Given problem> Reproduce all the entries exactly and keep the pictures out.

Listed records>
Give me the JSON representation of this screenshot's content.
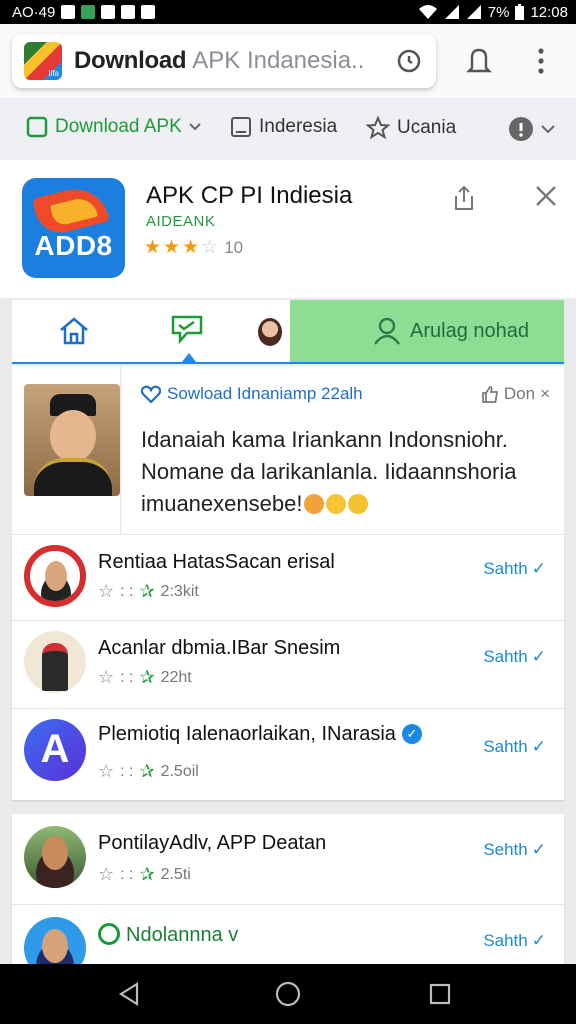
{
  "status_bar": {
    "left_text": "AO·49",
    "battery": "7%",
    "time": "12:08"
  },
  "browser": {
    "url_strong": "Download",
    "url_rest": "APK Indanesia..",
    "favicon_text": "Ilfa"
  },
  "toolbar": {
    "items": [
      {
        "label": "Download APK",
        "icon": "square-outline-icon"
      },
      {
        "label": "Inderesia",
        "icon": "book-icon"
      },
      {
        "label": "Ucania",
        "icon": "star-outline-icon"
      }
    ]
  },
  "app": {
    "title": "APK CP PI Indiesia",
    "developer": "AIDEANK",
    "icon_text": "ADD8",
    "rating_count": "10",
    "colors": {
      "accent_blue": "#1e88e5",
      "green": "#1f9a3a",
      "green_tab": "#8fdc95",
      "star": "#f29a16"
    }
  },
  "tabs": {
    "active_tab_label": "Arulag nohad"
  },
  "post": {
    "heading": "Sowload Idnaniamp 22alh",
    "like_label": "Don",
    "body_lines": [
      "Idanaiah kama Iriankann Indonsniohr.",
      "Nomane da larikanlanla. Iidaannshoria",
      "imuanexensebe!"
    ]
  },
  "list": {
    "rows": [
      {
        "title": "Rentiaa HatasSacan erisal",
        "meta_sep": ": :",
        "count": "2:3kit",
        "action": "Sahth"
      },
      {
        "title": "Acanlar dbmia.IBar Snesim",
        "meta_sep": ": :",
        "count": "22ht",
        "action": "Sahth"
      },
      {
        "title": "Plemiotiq Ialenaorlaikan, INarasia",
        "meta_sep": ": :",
        "count": "2.5oil",
        "action": "Sahth",
        "verified": true
      },
      {
        "title": "PontilayAdlv, APP Deatan",
        "meta_sep": ": :",
        "count": "2.5ti",
        "action": "Sehth"
      },
      {
        "title": "Ndolannna v",
        "meta_sep": "",
        "count": "",
        "action": "Sahth"
      }
    ]
  }
}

Task solution>
Give me the JSON representation of this screenshot's content.
{
  "status_bar": {
    "left_text": "AO·49",
    "battery": "7%",
    "time": "12:08"
  },
  "browser": {
    "url_strong": "Download",
    "url_rest": "APK Indanesia..",
    "favicon_text": "Ilfa"
  },
  "toolbar": {
    "items": [
      {
        "label": "Download APK",
        "icon": "square-outline-icon"
      },
      {
        "label": "Inderesia",
        "icon": "book-icon"
      },
      {
        "label": "Ucania",
        "icon": "star-outline-icon"
      }
    ]
  },
  "app": {
    "title": "APK CP PI Indiesia",
    "developer": "AIDEANK",
    "icon_text": "ADD8",
    "rating_count": "10",
    "colors": {
      "accent_blue": "#1e88e5",
      "green": "#1f9a3a",
      "green_tab": "#8fdc95",
      "star": "#f29a16"
    }
  },
  "tabs": {
    "active_tab_label": "Arulag nohad"
  },
  "post": {
    "heading": "Sowload Idnaniamp 22alh",
    "like_label": "Don",
    "body_lines": [
      "Idanaiah kama Iriankann Indonsniohr.",
      "Nomane da larikanlanla. Iidaannshoria",
      "imuanexensebe!"
    ]
  },
  "list": {
    "rows": [
      {
        "title": "Rentiaa HatasSacan erisal",
        "meta_sep": ": :",
        "count": "2:3kit",
        "action": "Sahth"
      },
      {
        "title": "Acanlar dbmia.IBar Snesim",
        "meta_sep": ": :",
        "count": "22ht",
        "action": "Sahth"
      },
      {
        "title": "Plemiotiq Ialenaorlaikan, INarasia",
        "meta_sep": ": :",
        "count": "2.5oil",
        "action": "Sahth",
        "verified": true
      },
      {
        "title": "PontilayAdlv, APP Deatan",
        "meta_sep": ": :",
        "count": "2.5ti",
        "action": "Sehth"
      },
      {
        "title": "Ndolannna v",
        "meta_sep": "",
        "count": "",
        "action": "Sahth"
      }
    ]
  }
}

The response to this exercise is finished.